==== INFORMATION PROVIDED ====
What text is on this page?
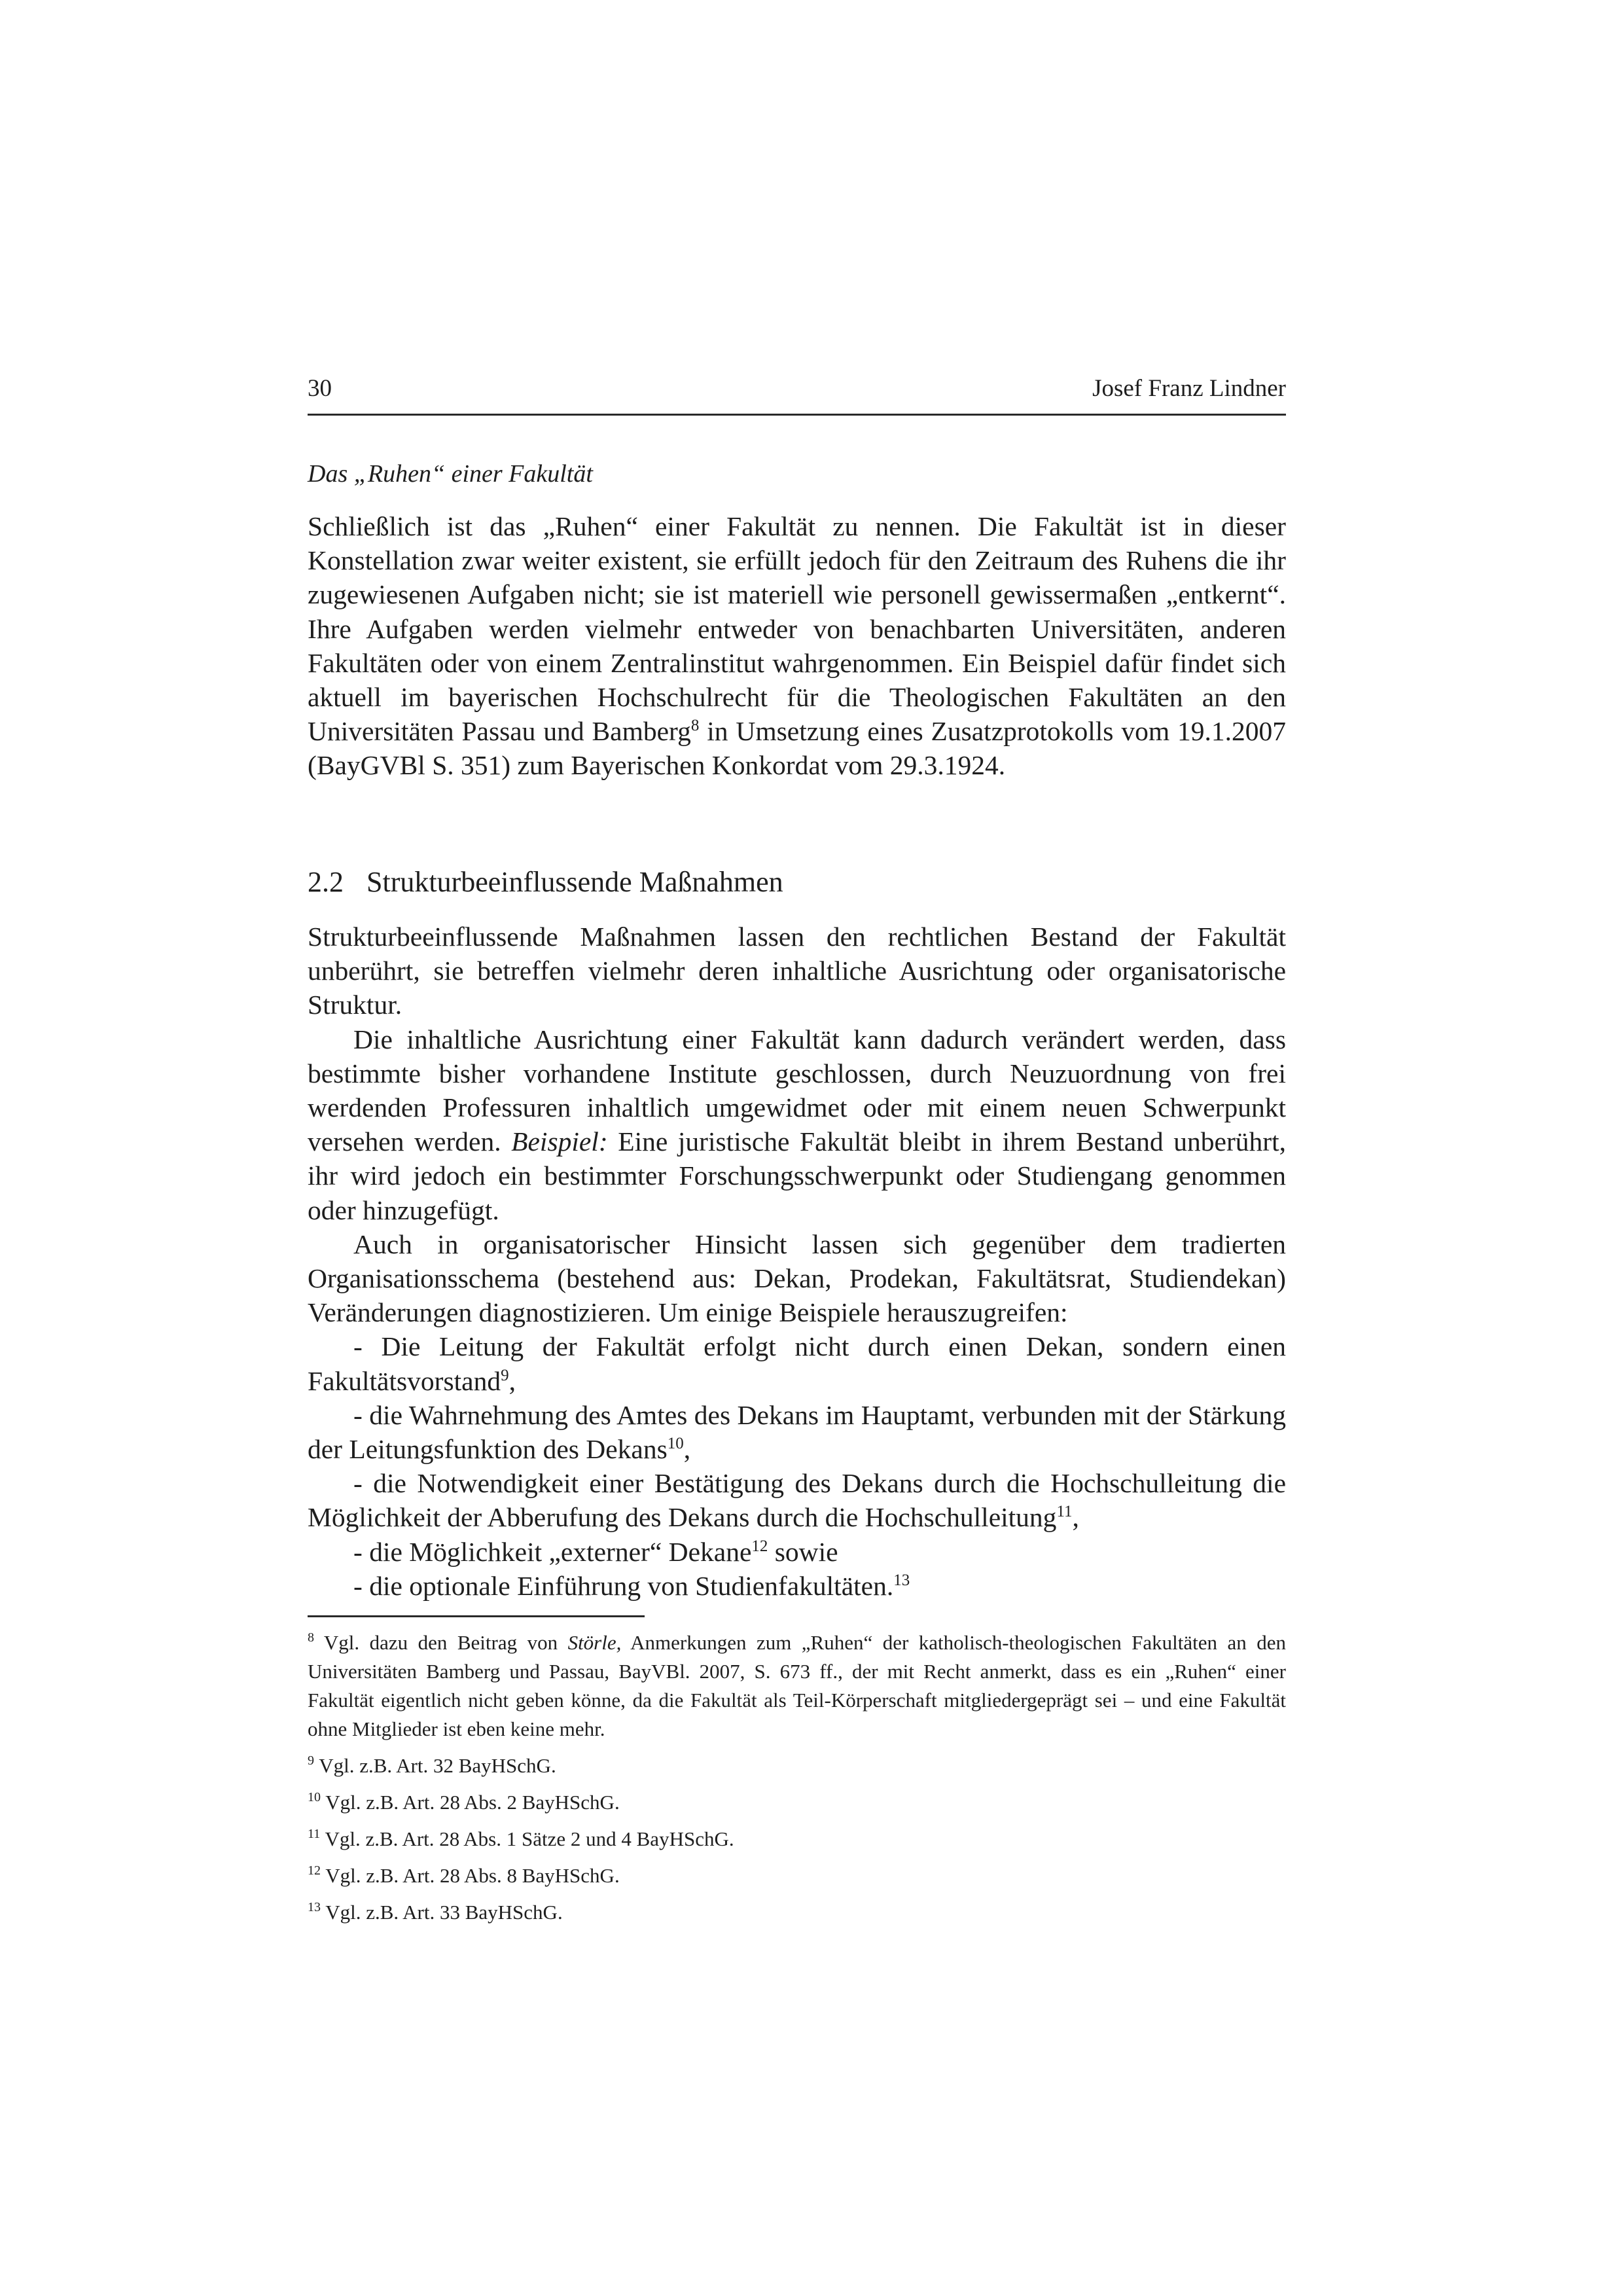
30	Josef Franz Lindner
Das „Ruhen“ einer Fakultät

Schließlich ist das „Ruhen“ einer Fakultät zu nennen. Die Fakultät ist in dieser Konstellation zwar weiter existent, sie erfüllt jedoch für den Zeitraum des Ruhens die ihr zugewiesenen Aufgaben nicht; sie ist materiell wie personell gewissermaßen „entkernt“. Ihre Aufgaben werden vielmehr entweder von benachbarten Universitäten, anderen Fakultäten oder von einem Zentralinstitut wahrgenommen. Ein Beispiel dafür findet sich aktuell im bayerischen Hochschulrecht für die Theologischen Fakultäten an den Universitäten Passau und Bamberg$^8$ in Umsetzung eines Zusatzprotokolls vom 19.1.2007 (BayGVBl S. 351) zum Bayerischen Konkordat vom 29.3.1924.

2.2 Strukturbeeinflussende Maßnahmen

Strukturbeeinflussende Maßnahmen lassen den rechtlichen Bestand der Fakultät unberührt, sie betreffen vielmehr deren inhaltliche Ausrichtung oder organisatorische Struktur.

Die inhaltliche Ausrichtung einer Fakultät kann dadurch verändert werden, dass bestimmte bisher vorhandene Institute geschlossen, durch Neuzuordnung von frei werdenden Professuren inhaltlich umgewidmet oder mit einem neuen Schwerpunkt versehen werden. Beispiel: Eine juristische Fakultät bleibt in ihrem Bestand unberührt, ihr wird jedoch ein bestimmter Forschungsschwerpunkt oder Studiengang genommen oder hinzugefügt.

Auch in organisatorischer Hinsicht lassen sich gegenüber dem tradierten Organisationsschema (bestehend aus: Dekan, Prodekan, Fakultätsrat, Studiendekan) Veränderungen diagnostizieren. Um einige Beispiele herauszugreifen:

- Die Leitung der Fakultät erfolgt nicht durch einen Dekan, sondern einen Fakultätsvorstand$^9$,

- die Wahrnehmung des Amtes des Dekans im Hauptamt, verbunden mit der Stärkung der Leitungsfunktion des Dekans$^{10}$,

- die Notwendigkeit einer Bestätigung des Dekans durch die Hochschulleitung die Möglichkeit der Abberufung des Dekans durch die Hochschulleitung$^{11}$,

- die Möglichkeit „externer“ Dekane$^{12}$ sowie

- die optionale Einführung von Studienfakultäten.$^{13}$

$^8$ Vgl. dazu den Beitrag von Störle, Anmerkungen zum „Ruhen“ der katholisch-theologischen Fakultäten an den Universitäten Bamberg und Passau, BayVBl. 2007, S. 673 ff., der mit Recht anmerkt, dass es ein „Ruhen“ einer Fakultät eigentlich nicht geben könne, da die Fakultät als Teil-Körperschaft mitgliedergeprägt sei – und eine Fakultät ohne Mitglieder ist eben keine mehr.

$^9$ Vgl. z.B. Art. 32 BayHSchG.

$^{10}$ Vgl. z.B. Art. 28 Abs. 2 BayHSchG.

$^{11}$ Vgl. z.B. Art. 28 Abs. 1 Sätze 2 und 4 BayHSchG.

$^{12}$ Vgl. z.B. Art. 28 Abs. 8 BayHSchG.

$^{13}$ Vgl. z.B. Art. 33 BayHSchG.
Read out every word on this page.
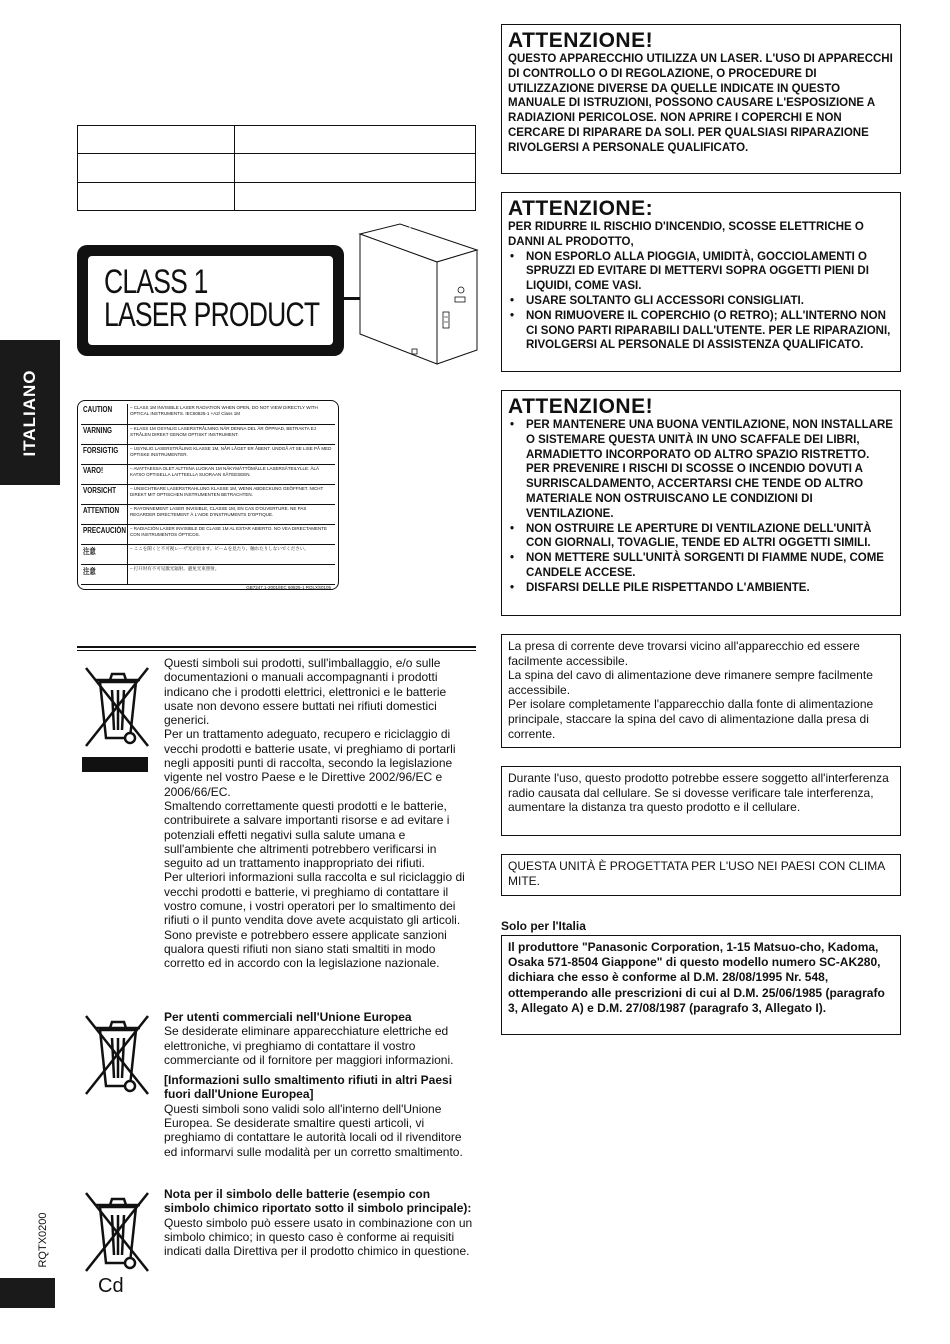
ITALIANO
RQTX0200

CLASS 1
LASER PRODUCT
CAUTION	– CLASS 1M INVISIBLE LASER RADIATION WHEN OPEN, DO NOT VIEW DIRECTLY WITH OPTICAL INSTRUMENTS. IEC60825-1 +A2/ Class 1M

VARNING	– KLASS 1M OSYNLIG LASERSTRÅLNING NÄR DENNA DEL ÄR ÖPPNAD, BETRAKTA EJ STRÅLEN DIREKT GENOM OPTISKT INSTRUMENT.

FORSIGTIG	– USYNLIG LASERSTRÅLING KLASSE 1M, NÅR LÅGET ER ÅBENT. UNDGÅ AT SE LISE PÅ MED OPTISKE INSTRUMENTER.

VARO!	– AVATTAESSA OLET ALTTIINA LUOKAN 1M NÄKYMÄTTÖMÄLLE LASERSÄTEILYLLE. ÄLÄ KATSO OPTISELLA LAITTEELLA SUORAAN SÄTEESEEN.

VORSICHT	– UNSICHTBARE LASERSTRAHLUNG KLASSE 1M, WENN ABDECKUNG GEÖFFNET. NICHT DIREKT MIT OPTISCHEN INSTRUMENTEN BETRACHTEN.

ATTENTION	– RAYONNEMENT LASER INVISIBLE, CLASSE 1M, EN CAS D'OUVERTURE. NE PAS REGARDER DIRECTEMENT À L'AIDE D'INSTRUMENTS D'OPTIQUE.

PRECAUCIÓN	– RADIACIÓN LASER INVISIBLE DE CLASE 1M AL ESTAR ABIERTO. NO VEA DIRECTAMENTE CON INSTRUMENTOS ÓPTICOS.

注意	– ここを開くと不可視レーザ光が出ます。ビームを見たり、触れたりしないでください。

注意	– 打开时有不可见激光辐射。避免光束照射。
GB7247.1-2001/IEC 60825-1 RQLXS0105
Cd

Questi simboli sui prodotti, sull'imballaggio, e/o sulle documentazioni o manuali accompagnanti i prodotti indicano che i prodotti elettrici, elettronici e le batterie usate non devono essere buttati nei rifiuti domestici generici.

Per un trattamento adeguato, recupero e riciclaggio di vecchi prodotti e batterie usate, vi preghiamo di portarli negli appositi punti di raccolta, secondo la legislazione vigente nel vostro Paese e le Direttive 2002/96/EC e 2006/66/EC.

Smaltendo correttamente questi prodotti e le batterie, contribuirete a salvare importanti risorse e ad evitare i potenziali effetti negativi sulla salute umana e sull'ambiente che altrimenti potrebbero verificarsi in seguito ad un trattamento inappropriato dei rifiuti.

Per ulteriori informazioni sulla raccolta e sul riciclaggio di vecchi prodotti e batterie, vi preghiamo di contattare il vostro comune, i vostri operatori per lo smaltimento dei rifiuti o il punto vendita dove avete acquistato gli articoli.

Sono previste e potrebbero essere applicate sanzioni qualora questi rifiuti non siano stati smaltiti in modo corretto ed in accordo con la legislazione nazionale.

Per utenti commerciali nell'Unione Europea

Se desiderate eliminare apparecchiature elettriche ed elettroniche, vi preghiamo di contattare il vostro commerciante od il fornitore per maggiori informazioni.

[Informazioni sullo smaltimento rifiuti in altri Paesi fuori dall'Unione Europea]

Questi simboli sono validi solo all'interno dell'Unione Europea. Se desiderate smaltire questi articoli, vi preghiamo di contattare le autorità locali od il rivenditore ed informarvi sulle modalità per un corretto smaltimento.

Nota per il simbolo delle batterie (esempio con simbolo chimico riportato sotto il simbolo principale):

Questo simbolo può essere usato in combinazione con un simbolo chimico; in questo caso è conforme ai requisiti indicati dalla Direttiva per il prodotto chimico in questione.

ATTENZIONE!
QUESTO APPARECCHIO UTILIZZA UN LASER. L'USO DI APPARECCHI DI CONTROLLO O DI REGOLAZIONE, O PROCEDURE DI UTILIZZAZIONE DIVERSE DA QUELLE INDICATE IN QUESTO MANUALE DI ISTRUZIONI, POSSONO CAUSARE L'ESPOSIZIONE A RADIAZIONI PERICOLOSE. NON APRIRE I COPERCHI E NON CERCARE DI RIPARARE DA SOLI. PER QUALSIASI RIPARAZIONE RIVOLGERSI A PERSONALE QUALIFICATO.
ATTENZIONE:

PER RIDURRE IL RISCHIO D'INCENDIO, SCOSSE ELETTRICHE O DANNI AL PRODOTTO,

• NON ESPORLO ALLA PIOGGIA, UMIDITÀ, GOCCIOLAMENTI O SPRUZZI ED EVITARE DI METTERVI SOPRA OGGETTI PIENI DI LIQUIDI, COME VASI.
• USARE SOLTANTO GLI ACCESSORI CONSIGLIATI.
• NON RIMUOVERE IL COPERCHIO (O RETRO); ALL'INTERNO NON CI SONO PARTI RIPARABILI DALL'UTENTE. PER LE RIPARAZIONI, RIVOLGERSI AL PERSONALE DI ASSISTENZA QUALIFICATO.
ATTENZIONE!
• PER MANTENERE UNA BUONA VENTILAZIONE, NON INSTALLARE O SISTEMARE QUESTA UNITÀ IN UNO SCAFFALE DEI LIBRI, ARMADIETTO INCORPORATO OD ALTRO SPAZIO RISTRETTO. PER PREVENIRE I RISCHI DI SCOSSE O INCENDIO DOVUTI A SURRISCALDAMENTO, ACCERTARSI CHE TENDE OD ALTRO MATERIALE NON OSTRUISCANO LE CONDIZIONI DI VENTILAZIONE.
• NON OSTRUIRE LE APERTURE DI VENTILAZIONE DELL'UNITÀ CON GIORNALI, TOVAGLIE, TENDE ED ALTRI OGGETTI SIMILI.
• NON METTERE SULL'UNITÀ SORGENTI DI FIAMME NUDE, COME CANDELE ACCESE.
• DISFARSI DELLE PILE RISPETTANDO L'AMBIENTE.

La presa di corrente deve trovarsi vicino all'apparecchio ed essere facilmente accessibile.

La spina del cavo di alimentazione deve rimanere sempre facilmente accessibile.

Per isolare completamente l'apparecchio dalla fonte di alimentazione principale, staccare la spina del cavo di alimentazione dalla presa di corrente.

Durante l'uso, questo prodotto potrebbe essere soggetto all'interferenza radio causata dal cellulare. Se si dovesse verificare tale interferenza, aumentare la distanza tra questo prodotto e il cellulare.

QUESTA UNITÀ È PROGETTATA PER L'USO NEI PAESI CON CLIMA MITE.

Solo per l'Italia

Il produttore "Panasonic Corporation, 1-15 Matsuo-cho, Kadoma, Osaka 571-8504 Giappone" di questo modello numero SC-AK280, dichiara che esso è conforme al D.M. 28/08/1995 Nr. 548, ottemperando alle prescrizioni di cui al D.M. 25/06/1985 (paragrafo 3, Allegato A) e D.M. 27/08/1987 (paragrafo 3, Allegato I).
====
TO DO ▸ Every line in the material above that has the word "this" should be copied.

WRITTEN RESPONSE ▸
What text is on this page?
Read out every word on this page.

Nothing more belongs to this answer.